→ **Written problem**
Every line must be returned precisely as it is written.

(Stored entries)

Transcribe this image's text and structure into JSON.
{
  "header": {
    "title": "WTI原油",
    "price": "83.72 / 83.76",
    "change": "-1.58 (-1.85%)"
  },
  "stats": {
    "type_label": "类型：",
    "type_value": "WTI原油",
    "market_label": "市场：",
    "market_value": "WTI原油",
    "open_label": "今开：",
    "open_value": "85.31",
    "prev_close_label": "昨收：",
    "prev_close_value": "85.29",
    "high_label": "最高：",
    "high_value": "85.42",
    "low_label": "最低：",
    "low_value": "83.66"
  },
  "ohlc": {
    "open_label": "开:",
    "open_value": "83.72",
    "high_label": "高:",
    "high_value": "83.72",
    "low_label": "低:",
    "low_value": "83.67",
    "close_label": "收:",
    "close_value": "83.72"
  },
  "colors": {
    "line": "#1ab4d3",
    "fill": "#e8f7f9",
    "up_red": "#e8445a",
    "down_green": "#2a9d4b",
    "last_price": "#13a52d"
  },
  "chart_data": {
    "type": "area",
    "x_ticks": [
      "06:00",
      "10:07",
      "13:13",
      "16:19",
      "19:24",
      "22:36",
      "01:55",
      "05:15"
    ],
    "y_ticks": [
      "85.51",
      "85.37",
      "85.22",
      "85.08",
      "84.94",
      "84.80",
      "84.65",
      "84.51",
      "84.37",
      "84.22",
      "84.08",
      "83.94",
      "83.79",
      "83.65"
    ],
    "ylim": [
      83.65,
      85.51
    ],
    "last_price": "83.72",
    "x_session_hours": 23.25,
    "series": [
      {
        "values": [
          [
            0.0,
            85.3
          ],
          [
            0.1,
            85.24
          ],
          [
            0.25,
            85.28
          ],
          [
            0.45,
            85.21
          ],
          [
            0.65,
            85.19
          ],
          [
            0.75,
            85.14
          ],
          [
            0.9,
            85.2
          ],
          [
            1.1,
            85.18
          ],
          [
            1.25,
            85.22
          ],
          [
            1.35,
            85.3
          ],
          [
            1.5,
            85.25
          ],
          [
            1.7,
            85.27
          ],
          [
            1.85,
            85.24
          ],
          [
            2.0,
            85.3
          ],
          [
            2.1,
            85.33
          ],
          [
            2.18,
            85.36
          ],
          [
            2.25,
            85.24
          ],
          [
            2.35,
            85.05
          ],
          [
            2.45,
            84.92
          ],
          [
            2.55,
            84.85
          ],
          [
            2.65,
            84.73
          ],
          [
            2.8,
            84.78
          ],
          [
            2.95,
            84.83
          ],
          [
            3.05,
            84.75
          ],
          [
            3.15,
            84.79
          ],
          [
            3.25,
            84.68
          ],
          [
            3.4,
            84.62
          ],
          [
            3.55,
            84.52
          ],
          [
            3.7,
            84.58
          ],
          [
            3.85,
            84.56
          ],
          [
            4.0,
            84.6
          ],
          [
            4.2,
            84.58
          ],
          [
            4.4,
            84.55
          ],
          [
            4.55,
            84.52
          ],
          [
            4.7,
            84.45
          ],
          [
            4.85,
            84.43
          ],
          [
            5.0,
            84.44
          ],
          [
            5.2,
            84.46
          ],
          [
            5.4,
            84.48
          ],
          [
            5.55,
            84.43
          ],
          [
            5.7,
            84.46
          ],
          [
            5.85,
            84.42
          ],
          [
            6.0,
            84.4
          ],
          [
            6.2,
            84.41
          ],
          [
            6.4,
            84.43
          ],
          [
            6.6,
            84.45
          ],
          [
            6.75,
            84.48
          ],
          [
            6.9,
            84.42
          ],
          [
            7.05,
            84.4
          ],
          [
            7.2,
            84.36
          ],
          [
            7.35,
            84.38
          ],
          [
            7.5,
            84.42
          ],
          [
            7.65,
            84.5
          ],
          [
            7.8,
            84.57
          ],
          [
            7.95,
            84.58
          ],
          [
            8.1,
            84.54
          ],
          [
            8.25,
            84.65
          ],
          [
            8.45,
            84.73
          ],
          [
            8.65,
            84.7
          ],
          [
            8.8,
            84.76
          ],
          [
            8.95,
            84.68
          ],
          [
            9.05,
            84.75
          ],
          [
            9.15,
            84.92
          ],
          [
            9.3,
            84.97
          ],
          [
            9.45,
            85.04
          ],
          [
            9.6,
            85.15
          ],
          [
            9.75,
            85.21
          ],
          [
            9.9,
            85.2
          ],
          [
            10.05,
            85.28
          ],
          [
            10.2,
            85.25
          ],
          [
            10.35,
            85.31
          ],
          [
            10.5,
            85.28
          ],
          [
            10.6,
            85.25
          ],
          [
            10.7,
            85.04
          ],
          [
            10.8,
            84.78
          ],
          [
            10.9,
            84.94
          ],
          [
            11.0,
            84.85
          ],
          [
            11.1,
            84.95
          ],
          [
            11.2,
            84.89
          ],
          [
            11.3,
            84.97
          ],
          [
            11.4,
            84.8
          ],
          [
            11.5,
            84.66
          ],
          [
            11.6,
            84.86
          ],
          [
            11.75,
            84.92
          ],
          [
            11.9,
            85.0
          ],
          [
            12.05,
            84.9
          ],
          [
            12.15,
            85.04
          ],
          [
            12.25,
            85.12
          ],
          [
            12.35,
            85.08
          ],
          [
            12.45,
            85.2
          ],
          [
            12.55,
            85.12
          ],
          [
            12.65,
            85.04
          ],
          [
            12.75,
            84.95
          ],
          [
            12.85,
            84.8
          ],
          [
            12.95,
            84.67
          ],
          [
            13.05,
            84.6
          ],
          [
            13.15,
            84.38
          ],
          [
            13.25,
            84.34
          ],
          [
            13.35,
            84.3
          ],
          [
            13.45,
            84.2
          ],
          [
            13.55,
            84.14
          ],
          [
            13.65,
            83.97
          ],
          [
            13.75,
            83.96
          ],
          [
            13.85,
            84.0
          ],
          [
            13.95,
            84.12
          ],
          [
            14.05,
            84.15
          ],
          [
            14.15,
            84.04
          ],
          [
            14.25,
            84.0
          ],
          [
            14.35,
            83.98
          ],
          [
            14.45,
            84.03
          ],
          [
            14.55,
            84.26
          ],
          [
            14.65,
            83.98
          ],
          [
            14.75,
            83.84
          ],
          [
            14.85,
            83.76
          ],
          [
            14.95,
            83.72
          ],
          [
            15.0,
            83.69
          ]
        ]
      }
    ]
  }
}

→ **Response to this task**
Transcribe this image's text and structure into JSON.
{
  "header": {
    "title": "WTI原油",
    "price": "83.72 / 83.76",
    "change": "-1.58 (-1.85%)"
  },
  "stats": {
    "type_label": "类型：",
    "type_value": "WTI原油",
    "market_label": "市场：",
    "market_value": "WTI原油",
    "open_label": "今开：",
    "open_value": "85.31",
    "prev_close_label": "昨收：",
    "prev_close_value": "85.29",
    "high_label": "最高：",
    "high_value": "85.42",
    "low_label": "最低：",
    "low_value": "83.66"
  },
  "ohlc": {
    "open_label": "开:",
    "open_value": "83.72",
    "high_label": "高:",
    "high_value": "83.72",
    "low_label": "低:",
    "low_value": "83.67",
    "close_label": "收:",
    "close_value": "83.72"
  },
  "colors": {
    "line": "#1ab4d3",
    "fill": "#e8f7f9",
    "up_red": "#e8445a",
    "down_green": "#2a9d4b",
    "last_price": "#13a52d"
  },
  "chart_data": {
    "type": "area",
    "x_ticks": [
      "06:00",
      "10:07",
      "13:13",
      "16:19",
      "19:24",
      "22:36",
      "01:55",
      "05:15"
    ],
    "y_ticks": [
      "85.51",
      "85.37",
      "85.22",
      "85.08",
      "84.94",
      "84.80",
      "84.65",
      "84.51",
      "84.37",
      "84.22",
      "84.08",
      "83.94",
      "83.79",
      "83.65"
    ],
    "ylim": [
      83.65,
      85.51
    ],
    "last_price": "83.72",
    "x_session_hours": 23.25,
    "series": [
      {
        "values": [
          [
            0.0,
            85.3
          ],
          [
            0.1,
            85.24
          ],
          [
            0.25,
            85.28
          ],
          [
            0.45,
            85.21
          ],
          [
            0.65,
            85.19
          ],
          [
            0.75,
            85.14
          ],
          [
            0.9,
            85.2
          ],
          [
            1.1,
            85.18
          ],
          [
            1.25,
            85.22
          ],
          [
            1.35,
            85.3
          ],
          [
            1.5,
            85.25
          ],
          [
            1.7,
            85.27
          ],
          [
            1.85,
            85.24
          ],
          [
            2.0,
            85.3
          ],
          [
            2.1,
            85.33
          ],
          [
            2.18,
            85.36
          ],
          [
            2.25,
            85.24
          ],
          [
            2.35,
            85.05
          ],
          [
            2.45,
            84.92
          ],
          [
            2.55,
            84.85
          ],
          [
            2.65,
            84.73
          ],
          [
            2.8,
            84.78
          ],
          [
            2.95,
            84.83
          ],
          [
            3.05,
            84.75
          ],
          [
            3.15,
            84.79
          ],
          [
            3.25,
            84.68
          ],
          [
            3.4,
            84.62
          ],
          [
            3.55,
            84.52
          ],
          [
            3.7,
            84.58
          ],
          [
            3.85,
            84.56
          ],
          [
            4.0,
            84.6
          ],
          [
            4.2,
            84.58
          ],
          [
            4.4,
            84.55
          ],
          [
            4.55,
            84.52
          ],
          [
            4.7,
            84.45
          ],
          [
            4.85,
            84.43
          ],
          [
            5.0,
            84.44
          ],
          [
            5.2,
            84.46
          ],
          [
            5.4,
            84.48
          ],
          [
            5.55,
            84.43
          ],
          [
            5.7,
            84.46
          ],
          [
            5.85,
            84.42
          ],
          [
            6.0,
            84.4
          ],
          [
            6.2,
            84.41
          ],
          [
            6.4,
            84.43
          ],
          [
            6.6,
            84.45
          ],
          [
            6.75,
            84.48
          ],
          [
            6.9,
            84.42
          ],
          [
            7.05,
            84.4
          ],
          [
            7.2,
            84.36
          ],
          [
            7.35,
            84.38
          ],
          [
            7.5,
            84.42
          ],
          [
            7.65,
            84.5
          ],
          [
            7.8,
            84.57
          ],
          [
            7.95,
            84.58
          ],
          [
            8.1,
            84.54
          ],
          [
            8.25,
            84.65
          ],
          [
            8.45,
            84.73
          ],
          [
            8.65,
            84.7
          ],
          [
            8.8,
            84.76
          ],
          [
            8.95,
            84.68
          ],
          [
            9.05,
            84.75
          ],
          [
            9.15,
            84.92
          ],
          [
            9.3,
            84.97
          ],
          [
            9.45,
            85.04
          ],
          [
            9.6,
            85.15
          ],
          [
            9.75,
            85.21
          ],
          [
            9.9,
            85.2
          ],
          [
            10.05,
            85.28
          ],
          [
            10.2,
            85.25
          ],
          [
            10.35,
            85.31
          ],
          [
            10.5,
            85.28
          ],
          [
            10.6,
            85.25
          ],
          [
            10.7,
            85.04
          ],
          [
            10.8,
            84.78
          ],
          [
            10.9,
            84.94
          ],
          [
            11.0,
            84.85
          ],
          [
            11.1,
            84.95
          ],
          [
            11.2,
            84.89
          ],
          [
            11.3,
            84.97
          ],
          [
            11.4,
            84.8
          ],
          [
            11.5,
            84.66
          ],
          [
            11.6,
            84.86
          ],
          [
            11.75,
            84.92
          ],
          [
            11.9,
            85.0
          ],
          [
            12.05,
            84.9
          ],
          [
            12.15,
            85.04
          ],
          [
            12.25,
            85.12
          ],
          [
            12.35,
            85.08
          ],
          [
            12.45,
            85.2
          ],
          [
            12.55,
            85.12
          ],
          [
            12.65,
            85.04
          ],
          [
            12.75,
            84.95
          ],
          [
            12.85,
            84.8
          ],
          [
            12.95,
            84.67
          ],
          [
            13.05,
            84.6
          ],
          [
            13.15,
            84.38
          ],
          [
            13.25,
            84.34
          ],
          [
            13.35,
            84.3
          ],
          [
            13.45,
            84.2
          ],
          [
            13.55,
            84.14
          ],
          [
            13.65,
            83.97
          ],
          [
            13.75,
            83.96
          ],
          [
            13.85,
            84.0
          ],
          [
            13.95,
            84.12
          ],
          [
            14.05,
            84.15
          ],
          [
            14.15,
            84.04
          ],
          [
            14.25,
            84.0
          ],
          [
            14.35,
            83.98
          ],
          [
            14.45,
            84.03
          ],
          [
            14.55,
            84.26
          ],
          [
            14.65,
            83.98
          ],
          [
            14.75,
            83.84
          ],
          [
            14.85,
            83.76
          ],
          [
            14.95,
            83.72
          ],
          [
            15.0,
            83.69
          ]
        ]
      }
    ]
  }
}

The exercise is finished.